→ WHAT NEEDS TO BE DONE
Once you have read the records below, restate them word for word.

→ THE RECORDS
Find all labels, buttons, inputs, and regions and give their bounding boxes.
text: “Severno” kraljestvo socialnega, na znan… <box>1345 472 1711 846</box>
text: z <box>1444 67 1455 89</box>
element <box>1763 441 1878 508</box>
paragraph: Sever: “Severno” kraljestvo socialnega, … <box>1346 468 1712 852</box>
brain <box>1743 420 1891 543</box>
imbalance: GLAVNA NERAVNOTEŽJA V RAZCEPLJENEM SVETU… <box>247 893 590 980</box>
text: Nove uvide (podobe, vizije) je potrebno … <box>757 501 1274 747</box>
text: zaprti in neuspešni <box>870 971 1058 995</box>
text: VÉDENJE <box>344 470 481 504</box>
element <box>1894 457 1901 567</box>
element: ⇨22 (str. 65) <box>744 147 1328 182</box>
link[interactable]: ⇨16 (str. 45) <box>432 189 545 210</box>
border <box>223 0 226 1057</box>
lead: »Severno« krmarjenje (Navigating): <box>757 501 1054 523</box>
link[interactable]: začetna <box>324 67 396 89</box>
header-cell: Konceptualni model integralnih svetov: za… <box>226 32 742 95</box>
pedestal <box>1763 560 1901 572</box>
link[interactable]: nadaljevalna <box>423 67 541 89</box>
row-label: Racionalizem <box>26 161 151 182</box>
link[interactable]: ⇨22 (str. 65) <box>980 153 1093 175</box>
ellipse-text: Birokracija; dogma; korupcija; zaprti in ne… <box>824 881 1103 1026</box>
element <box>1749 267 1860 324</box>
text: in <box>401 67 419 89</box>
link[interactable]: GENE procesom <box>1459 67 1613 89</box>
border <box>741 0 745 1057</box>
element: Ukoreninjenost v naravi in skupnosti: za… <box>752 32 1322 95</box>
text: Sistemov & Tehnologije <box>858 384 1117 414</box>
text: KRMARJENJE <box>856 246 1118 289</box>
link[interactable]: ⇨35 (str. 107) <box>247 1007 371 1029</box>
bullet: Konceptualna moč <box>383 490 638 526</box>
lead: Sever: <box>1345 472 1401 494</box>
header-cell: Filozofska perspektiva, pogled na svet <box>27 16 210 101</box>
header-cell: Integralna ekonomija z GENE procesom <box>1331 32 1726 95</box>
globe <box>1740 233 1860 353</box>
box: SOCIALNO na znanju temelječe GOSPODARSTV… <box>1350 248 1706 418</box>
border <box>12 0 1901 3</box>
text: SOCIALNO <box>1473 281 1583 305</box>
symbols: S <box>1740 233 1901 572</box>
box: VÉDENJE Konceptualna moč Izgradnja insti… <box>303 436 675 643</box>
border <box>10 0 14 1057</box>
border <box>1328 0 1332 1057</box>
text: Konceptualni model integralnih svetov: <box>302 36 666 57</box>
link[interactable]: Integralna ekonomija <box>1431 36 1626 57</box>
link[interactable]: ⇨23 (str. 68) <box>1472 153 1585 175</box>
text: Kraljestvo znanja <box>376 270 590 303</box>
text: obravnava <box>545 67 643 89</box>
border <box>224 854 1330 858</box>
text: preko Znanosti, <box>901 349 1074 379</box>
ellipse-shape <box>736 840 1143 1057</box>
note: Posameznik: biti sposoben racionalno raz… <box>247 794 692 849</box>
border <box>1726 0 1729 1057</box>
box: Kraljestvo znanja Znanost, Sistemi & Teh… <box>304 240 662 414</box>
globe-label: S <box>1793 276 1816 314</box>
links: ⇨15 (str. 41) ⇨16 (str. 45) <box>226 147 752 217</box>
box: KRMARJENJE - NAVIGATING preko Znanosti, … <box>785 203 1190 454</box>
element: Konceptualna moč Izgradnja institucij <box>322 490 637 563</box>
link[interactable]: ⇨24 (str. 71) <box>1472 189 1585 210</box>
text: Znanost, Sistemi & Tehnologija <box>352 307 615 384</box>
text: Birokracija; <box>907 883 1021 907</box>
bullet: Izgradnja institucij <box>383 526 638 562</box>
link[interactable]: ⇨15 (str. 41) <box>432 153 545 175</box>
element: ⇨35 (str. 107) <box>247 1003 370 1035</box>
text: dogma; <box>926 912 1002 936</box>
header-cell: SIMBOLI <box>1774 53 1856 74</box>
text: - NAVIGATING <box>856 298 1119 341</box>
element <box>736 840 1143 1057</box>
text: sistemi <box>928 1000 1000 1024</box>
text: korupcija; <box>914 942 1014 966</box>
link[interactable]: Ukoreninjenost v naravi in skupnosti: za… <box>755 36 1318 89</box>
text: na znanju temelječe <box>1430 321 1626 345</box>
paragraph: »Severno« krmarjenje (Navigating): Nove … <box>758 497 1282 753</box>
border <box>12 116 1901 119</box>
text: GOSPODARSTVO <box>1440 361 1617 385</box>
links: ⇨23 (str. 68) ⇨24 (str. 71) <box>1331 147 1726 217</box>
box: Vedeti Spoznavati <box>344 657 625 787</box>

→ SOLVED PROBLEM
Find all labels, buttons, inputs, and regions and give their bounding boxes.
text: “Severno” kraljestvo socialnega, na znan… <box>1345 472 1711 846</box>
text: z <box>1444 67 1455 89</box>
element <box>1763 441 1878 508</box>
paragraph: Sever: “Severno” kraljestvo socialnega, … <box>1346 468 1712 852</box>
brain <box>1743 420 1891 543</box>
imbalance: GLAVNA NERAVNOTEŽJA V RAZCEPLJENEM SVETU… <box>247 893 590 980</box>
text: Nove uvide (podobe, vizije) je potrebno … <box>757 501 1274 747</box>
text: zaprti in neuspešni <box>870 971 1058 995</box>
text: VÉDENJE <box>344 470 481 504</box>
element <box>1894 457 1901 567</box>
element: ⇨22 (str. 65) <box>744 147 1328 182</box>
link[interactable]: ⇨16 (str. 45) <box>432 189 545 210</box>
border <box>223 0 226 1057</box>
lead: »Severno« krmarjenje (Navigating): <box>757 501 1054 523</box>
link[interactable]: začetna <box>324 67 396 89</box>
header-cell: Konceptualni model integralnih svetov: za… <box>226 32 742 95</box>
pedestal <box>1763 560 1901 572</box>
link[interactable]: nadaljevalna <box>423 67 541 89</box>
row-label: Racionalizem <box>26 161 151 182</box>
link[interactable]: ⇨22 (str. 65) <box>980 153 1093 175</box>
ellipse-text: Birokracija; dogma; korupcija; zaprti in ne… <box>824 881 1103 1026</box>
element <box>1749 267 1860 324</box>
text: in <box>401 67 419 89</box>
link[interactable]: GENE procesom <box>1459 67 1613 89</box>
border <box>741 0 745 1057</box>
element: Ukoreninjenost v naravi in skupnosti: za… <box>752 32 1322 95</box>
text: Sistemov & Tehnologije <box>858 384 1117 414</box>
text: KRMARJENJE <box>856 246 1118 289</box>
link[interactable]: ⇨35 (str. 107) <box>247 1007 371 1029</box>
bullet: Konceptualna moč <box>383 490 638 526</box>
lead: Sever: <box>1345 472 1401 494</box>
header-cell: Filozofska perspektiva, pogled na svet <box>27 16 210 101</box>
header-cell: Integralna ekonomija z GENE procesom <box>1331 32 1726 95</box>
globe <box>1740 233 1860 353</box>
box: SOCIALNO na znanju temelječe GOSPODARSTV… <box>1350 248 1706 418</box>
border <box>12 0 1901 3</box>
text: SOCIALNO <box>1473 281 1583 305</box>
symbols: S <box>1740 233 1901 572</box>
box: VÉDENJE Konceptualna moč Izgradnja insti… <box>303 436 675 643</box>
border <box>10 0 14 1057</box>
border <box>1328 0 1332 1057</box>
text: Konceptualni model integralnih svetov: <box>302 36 666 57</box>
link[interactable]: Integralna ekonomija <box>1431 36 1626 57</box>
link[interactable]: ⇨23 (str. 68) <box>1472 153 1585 175</box>
text: Kraljestvo znanja <box>376 270 590 303</box>
text: obravnava <box>545 67 643 89</box>
border <box>224 854 1330 858</box>
text: preko Znanosti, <box>901 349 1074 379</box>
ellipse-shape <box>736 840 1143 1057</box>
note: Posameznik: biti sposoben racionalno raz… <box>247 794 692 849</box>
border <box>1726 0 1729 1057</box>
box: Kraljestvo znanja Znanost, Sistemi & Teh… <box>304 240 662 414</box>
globe-label: S <box>1793 276 1816 314</box>
links: ⇨15 (str. 41) ⇨16 (str. 45) <box>226 147 752 217</box>
box: KRMARJENJE - NAVIGATING preko Znanosti, … <box>785 203 1190 454</box>
element: Konceptualna moč Izgradnja institucij <box>322 490 637 563</box>
link[interactable]: ⇨24 (str. 71) <box>1472 189 1585 210</box>
text: Znanost, Sistemi & Tehnologija <box>352 307 615 384</box>
text: Birokracija; <box>907 883 1021 907</box>
bullet: Izgradnja institucij <box>383 526 638 562</box>
link[interactable]: ⇨15 (str. 41) <box>432 153 545 175</box>
element: ⇨35 (str. 107) <box>247 1003 370 1035</box>
text: dogma; <box>926 912 1002 936</box>
header-cell: SIMBOLI <box>1774 53 1856 74</box>
text: - NAVIGATING <box>856 298 1119 341</box>
element <box>736 840 1143 1057</box>
text: sistemi <box>928 1000 1000 1024</box>
text: korupcija; <box>914 942 1014 966</box>
link[interactable]: Ukoreninjenost v naravi in skupnosti: za… <box>755 36 1318 89</box>
text: na znanju temelječe <box>1430 321 1626 345</box>
paragraph: »Severno« krmarjenje (Navigating): Nove … <box>758 497 1282 753</box>
border <box>12 116 1901 119</box>
text: GOSPODARSTVO <box>1440 361 1617 385</box>
links: ⇨23 (str. 68) ⇨24 (str. 71) <box>1331 147 1726 217</box>
box: Vedeti Spoznavati <box>344 657 625 787</box>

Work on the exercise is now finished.